*What is required*
Could you reproduce every line of the data below verbatim, with nothing altered or left out?

___

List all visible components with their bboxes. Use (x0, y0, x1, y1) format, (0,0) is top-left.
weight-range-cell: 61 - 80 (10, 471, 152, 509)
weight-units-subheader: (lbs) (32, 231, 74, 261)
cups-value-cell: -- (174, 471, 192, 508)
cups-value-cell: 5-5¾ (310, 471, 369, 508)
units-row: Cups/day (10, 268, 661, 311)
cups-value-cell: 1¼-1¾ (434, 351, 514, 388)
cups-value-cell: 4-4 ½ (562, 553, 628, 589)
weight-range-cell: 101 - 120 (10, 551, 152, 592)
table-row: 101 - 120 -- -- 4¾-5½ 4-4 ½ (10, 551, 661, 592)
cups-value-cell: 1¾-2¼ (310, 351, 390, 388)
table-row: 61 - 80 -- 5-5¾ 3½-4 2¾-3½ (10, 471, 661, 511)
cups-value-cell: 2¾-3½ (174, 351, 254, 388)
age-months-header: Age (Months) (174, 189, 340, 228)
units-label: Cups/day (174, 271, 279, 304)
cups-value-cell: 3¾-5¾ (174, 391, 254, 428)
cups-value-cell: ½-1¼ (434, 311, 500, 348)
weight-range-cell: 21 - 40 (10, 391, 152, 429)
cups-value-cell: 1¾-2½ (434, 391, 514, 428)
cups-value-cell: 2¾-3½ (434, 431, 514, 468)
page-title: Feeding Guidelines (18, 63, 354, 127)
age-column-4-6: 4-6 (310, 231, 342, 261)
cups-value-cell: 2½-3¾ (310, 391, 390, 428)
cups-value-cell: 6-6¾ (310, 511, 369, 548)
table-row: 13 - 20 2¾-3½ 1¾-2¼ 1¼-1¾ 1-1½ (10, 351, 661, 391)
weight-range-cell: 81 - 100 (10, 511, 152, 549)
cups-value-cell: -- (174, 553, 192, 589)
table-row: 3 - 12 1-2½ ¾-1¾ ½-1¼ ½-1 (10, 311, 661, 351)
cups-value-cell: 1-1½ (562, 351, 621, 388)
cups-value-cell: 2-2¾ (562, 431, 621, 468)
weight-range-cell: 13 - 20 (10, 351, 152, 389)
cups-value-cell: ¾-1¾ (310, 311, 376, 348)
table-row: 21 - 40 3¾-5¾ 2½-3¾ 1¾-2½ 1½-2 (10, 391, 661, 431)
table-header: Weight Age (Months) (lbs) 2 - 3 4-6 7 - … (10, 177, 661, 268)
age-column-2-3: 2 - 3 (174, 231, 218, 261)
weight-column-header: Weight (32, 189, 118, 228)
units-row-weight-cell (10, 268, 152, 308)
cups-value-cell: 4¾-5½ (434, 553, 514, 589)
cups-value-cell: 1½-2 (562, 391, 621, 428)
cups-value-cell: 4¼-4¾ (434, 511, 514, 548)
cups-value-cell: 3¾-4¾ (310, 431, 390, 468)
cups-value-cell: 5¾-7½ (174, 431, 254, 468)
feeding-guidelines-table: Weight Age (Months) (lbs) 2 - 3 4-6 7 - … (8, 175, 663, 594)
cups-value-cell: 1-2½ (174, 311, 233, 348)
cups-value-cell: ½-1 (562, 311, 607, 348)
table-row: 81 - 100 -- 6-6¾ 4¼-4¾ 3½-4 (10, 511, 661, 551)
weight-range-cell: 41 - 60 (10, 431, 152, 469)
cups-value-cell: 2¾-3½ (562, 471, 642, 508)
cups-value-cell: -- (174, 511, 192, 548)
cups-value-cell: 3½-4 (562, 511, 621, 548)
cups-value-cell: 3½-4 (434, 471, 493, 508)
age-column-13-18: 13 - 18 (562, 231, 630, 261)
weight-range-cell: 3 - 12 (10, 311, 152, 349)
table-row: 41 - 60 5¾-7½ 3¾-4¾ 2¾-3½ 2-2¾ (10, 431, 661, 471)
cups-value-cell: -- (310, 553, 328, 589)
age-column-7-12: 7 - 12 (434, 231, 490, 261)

___

*Solution*
List all visible components with their bboxes. Use (x0, y0, x1, y1) format, (0,0) is top-left.
weight-range-cell: 61 - 80 (10, 471, 152, 509)
weight-units-subheader: (lbs) (32, 231, 74, 261)
cups-value-cell: -- (174, 471, 192, 508)
cups-value-cell: 5-5¾ (310, 471, 369, 508)
units-row: Cups/day (10, 268, 661, 311)
cups-value-cell: 1¼-1¾ (434, 351, 514, 388)
cups-value-cell: 4-4 ½ (562, 553, 628, 589)
weight-range-cell: 101 - 120 (10, 551, 152, 592)
table-row: 101 - 120 -- -- 4¾-5½ 4-4 ½ (10, 551, 661, 592)
cups-value-cell: 1¾-2¼ (310, 351, 390, 388)
table-row: 61 - 80 -- 5-5¾ 3½-4 2¾-3½ (10, 471, 661, 511)
cups-value-cell: 2¾-3½ (174, 351, 254, 388)
age-months-header: Age (Months) (174, 189, 340, 228)
units-label: Cups/day (174, 271, 279, 304)
cups-value-cell: 3¾-5¾ (174, 391, 254, 428)
cups-value-cell: ½-1¼ (434, 311, 500, 348)
weight-range-cell: 21 - 40 (10, 391, 152, 429)
cups-value-cell: 1¾-2½ (434, 391, 514, 428)
cups-value-cell: 2¾-3½ (434, 431, 514, 468)
page-title: Feeding Guidelines (18, 63, 354, 127)
age-column-4-6: 4-6 (310, 231, 342, 261)
cups-value-cell: 2½-3¾ (310, 391, 390, 428)
cups-value-cell: 6-6¾ (310, 511, 369, 548)
table-row: 13 - 20 2¾-3½ 1¾-2¼ 1¼-1¾ 1-1½ (10, 351, 661, 391)
weight-range-cell: 81 - 100 (10, 511, 152, 549)
cups-value-cell: -- (174, 553, 192, 589)
table-row: 3 - 12 1-2½ ¾-1¾ ½-1¼ ½-1 (10, 311, 661, 351)
cups-value-cell: 1-1½ (562, 351, 621, 388)
cups-value-cell: 2-2¾ (562, 431, 621, 468)
weight-range-cell: 13 - 20 (10, 351, 152, 389)
cups-value-cell: ¾-1¾ (310, 311, 376, 348)
table-row: 21 - 40 3¾-5¾ 2½-3¾ 1¾-2½ 1½-2 (10, 391, 661, 431)
table-header: Weight Age (Months) (lbs) 2 - 3 4-6 7 - … (10, 177, 661, 268)
age-column-2-3: 2 - 3 (174, 231, 218, 261)
weight-column-header: Weight (32, 189, 118, 228)
units-row-weight-cell (10, 268, 152, 308)
cups-value-cell: 4¾-5½ (434, 553, 514, 589)
cups-value-cell: 1½-2 (562, 391, 621, 428)
cups-value-cell: 4¼-4¾ (434, 511, 514, 548)
cups-value-cell: 3¾-4¾ (310, 431, 390, 468)
cups-value-cell: 5¾-7½ (174, 431, 254, 468)
feeding-guidelines-table: Weight Age (Months) (lbs) 2 - 3 4-6 7 - … (8, 175, 663, 594)
cups-value-cell: 1-2½ (174, 311, 233, 348)
cups-value-cell: ½-1 (562, 311, 607, 348)
table-row: 81 - 100 -- 6-6¾ 4¼-4¾ 3½-4 (10, 511, 661, 551)
weight-range-cell: 41 - 60 (10, 431, 152, 469)
cups-value-cell: 2¾-3½ (562, 471, 642, 508)
cups-value-cell: -- (174, 511, 192, 548)
cups-value-cell: 3½-4 (562, 511, 621, 548)
cups-value-cell: 3½-4 (434, 471, 493, 508)
age-column-13-18: 13 - 18 (562, 231, 630, 261)
weight-range-cell: 3 - 12 (10, 311, 152, 349)
table-row: 41 - 60 5¾-7½ 3¾-4¾ 2¾-3½ 2-2¾ (10, 431, 661, 471)
cups-value-cell: -- (310, 553, 328, 589)
age-column-7-12: 7 - 12 (434, 231, 490, 261)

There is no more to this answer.